REQUIREMENT: From start to end, write out the following data exactly, apart from its images.

EXERCISE MATERIAL:
┄┄┄┄┄┄┄┄┄┄
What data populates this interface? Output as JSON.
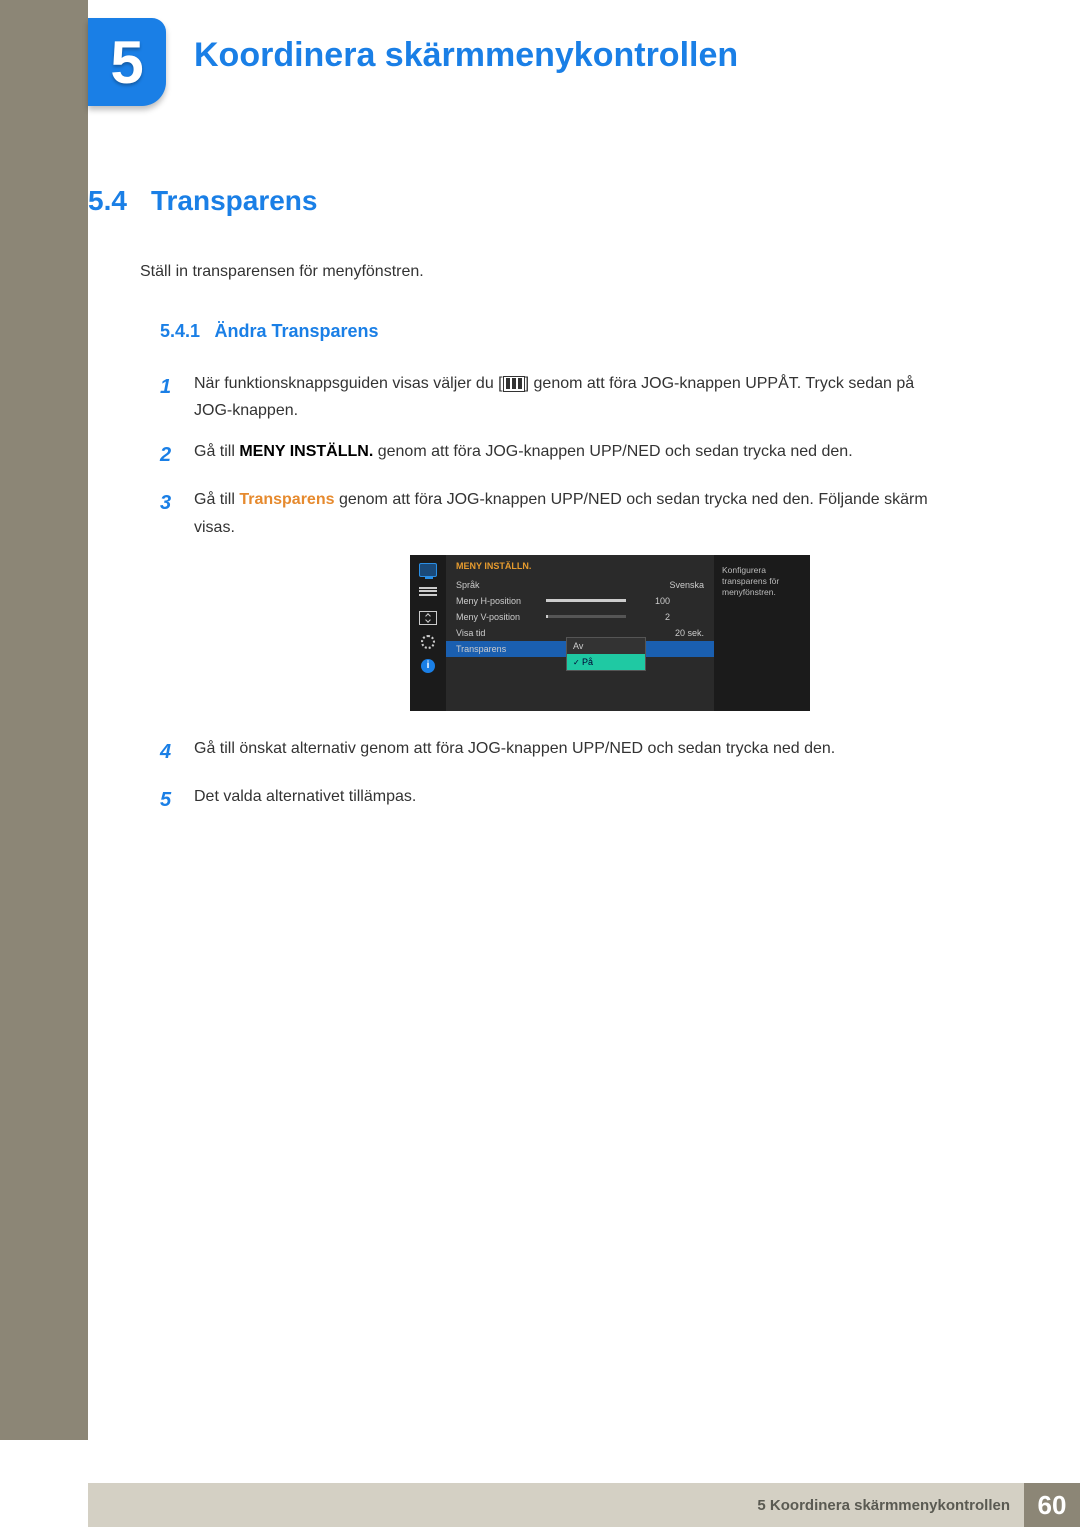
{
  "chapter": {
    "number": "5",
    "title": "Koordinera skärmmenykontrollen"
  },
  "section": {
    "number": "5.4",
    "title": "Transparens"
  },
  "intro": "Ställ in transparensen för menyfönstren.",
  "subsection": {
    "number": "5.4.1",
    "title": "Ändra Transparens"
  },
  "steps": {
    "s1a": "När funktionsknappsguiden visas väljer du [",
    "s1b": "] genom att föra JOG-knappen UPPÅT. Tryck sedan på JOG-knappen.",
    "s2a": "Gå till ",
    "s2bold": "MENY INSTÄLLN.",
    "s2b": " genom att föra JOG-knappen UPP/NED och sedan trycka ned den.",
    "s3a": "Gå till ",
    "s3orange": "Transparens",
    "s3b": " genom att föra JOG-knappen UPP/NED och sedan trycka ned den. Följande skärm visas.",
    "s4": "Gå till önskat alternativ genom att föra JOG-knappen UPP/NED och sedan trycka ned den.",
    "s5": "Det valda alternativet tillämpas."
  },
  "step_nums": {
    "n1": "1",
    "n2": "2",
    "n3": "3",
    "n4": "4",
    "n5": "5"
  },
  "osd": {
    "title": "MENY INSTÄLLN.",
    "rows": {
      "lang_label": "Språk",
      "lang_val": "Svenska",
      "hpos_label": "Meny H-position",
      "hpos_val": "100",
      "vpos_label": "Meny V-position",
      "vpos_val": "2",
      "time_label": "Visa tid",
      "time_val": "20 sek.",
      "trans_label": "Transparens"
    },
    "options": {
      "off": "Av",
      "on": "På"
    },
    "help": "Konfigurera transparens för menyfönstren."
  },
  "footer": {
    "text": "5 Koordinera skärmmenykontrollen",
    "page": "60"
  }
}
┄┄┄┄┄┄┄┄┄┄
TASK RESULT:
What data populates this interface? Output as JSON.
{
  "chapter": {
    "number": "5",
    "title": "Koordinera skärmmenykontrollen"
  },
  "section": {
    "number": "5.4",
    "title": "Transparens"
  },
  "intro": "Ställ in transparensen för menyfönstren.",
  "subsection": {
    "number": "5.4.1",
    "title": "Ändra Transparens"
  },
  "steps": {
    "s1a": "När funktionsknappsguiden visas väljer du [",
    "s1b": "] genom att föra JOG-knappen UPPÅT. Tryck sedan på JOG-knappen.",
    "s2a": "Gå till ",
    "s2bold": "MENY INSTÄLLN.",
    "s2b": " genom att föra JOG-knappen UPP/NED och sedan trycka ned den.",
    "s3a": "Gå till ",
    "s3orange": "Transparens",
    "s3b": " genom att föra JOG-knappen UPP/NED och sedan trycka ned den. Följande skärm visas.",
    "s4": "Gå till önskat alternativ genom att föra JOG-knappen UPP/NED och sedan trycka ned den.",
    "s5": "Det valda alternativet tillämpas."
  },
  "step_nums": {
    "n1": "1",
    "n2": "2",
    "n3": "3",
    "n4": "4",
    "n5": "5"
  },
  "osd": {
    "title": "MENY INSTÄLLN.",
    "rows": {
      "lang_label": "Språk",
      "lang_val": "Svenska",
      "hpos_label": "Meny H-position",
      "hpos_val": "100",
      "vpos_label": "Meny V-position",
      "vpos_val": "2",
      "time_label": "Visa tid",
      "time_val": "20 sek.",
      "trans_label": "Transparens"
    },
    "options": {
      "off": "Av",
      "on": "På"
    },
    "help": "Konfigurera transparens för menyfönstren."
  },
  "footer": {
    "text": "5 Koordinera skärmmenykontrollen",
    "page": "60"
  }
}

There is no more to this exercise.